## AIM
Filter the entries, keeping every line with the word "frac".

## DATA RECORDS
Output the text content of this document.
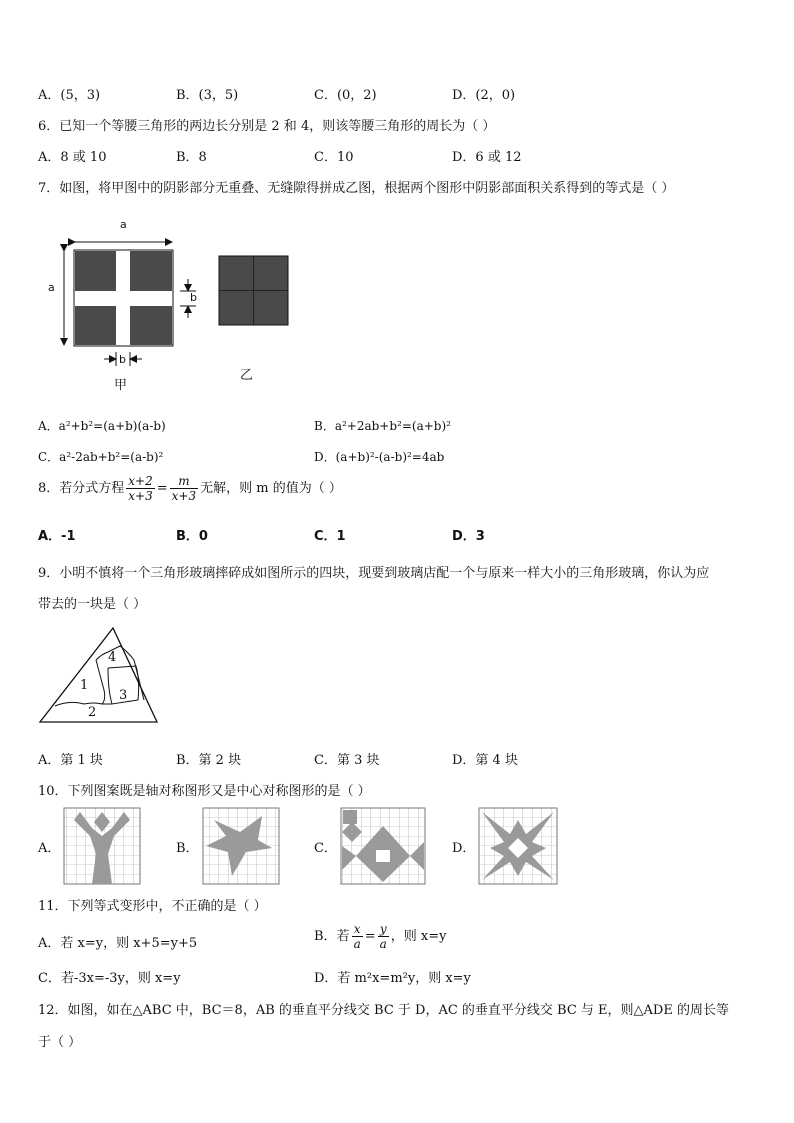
A．(5，3)	B．(3，5)	C．(0，2)	D．(2，0)
6．已知一个等腰三角形的两边长分别是 2 和 4，则该等腰三角形的周长为（ ）
A．8 或 10	B．8	C．10	D．6 或 12
7．如图，将甲图中的阴影部分无重叠、无缝隙得拼成乙图，根据两个图形中阴影部面积关系得到的等式是（ ）
a
a
b
b
甲
乙
A．a²+b²=(a+b)(a-b)	B．a²+2ab+b²=(a+b)²
C．a²-2ab+b²=(a-b)²	D．(a+b)²-(a-b)²=4ab
8．若分式方程 $\frac{x+2}{x+3} = \frac{m}{x+3}$ 无解，则 m 的值为（ ）
A．-1	B．0	C．1	D．3
9．小明不慎将一个三角形玻璃摔碎成如图所示的四块，现要到玻璃店配一个与原来一样大小的三角形玻璃，你认为应
带去的一块是（ ）
1
2
3
4
A．第 1 块	B．第 2 块	C．第 3 块	D．第 4 块
10．下列图案既是轴对称图形又是中心对称图形的是（ ）
A．	B．	C．	D．
11．下列等式变形中，不正确的是（ ）
A．若 x=y，则 x+5=y+5	B．若 $\frac{x}{a} = \frac{y}{a}$ ，则 x=y
C．若-3x=-3y，则 x=y	D．若 m²x=m²y，则 x=y
12．如图，如在△ABC 中，BC＝8，AB 的垂直平分线交 BC 于 D，AC 的垂直平分线交 BC 与 E，则△ADE 的周长等
于（ ）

## TASK RESULT
8．若分式方程 $\frac{x+2}{x+3} = \frac{m}{x+3}$ 无解，则 m 的值为（ ）
A．若 x=y，则 x+5=y+5	B．若 $\frac{x}{a} = \frac{y}{a}$ ，则 x=y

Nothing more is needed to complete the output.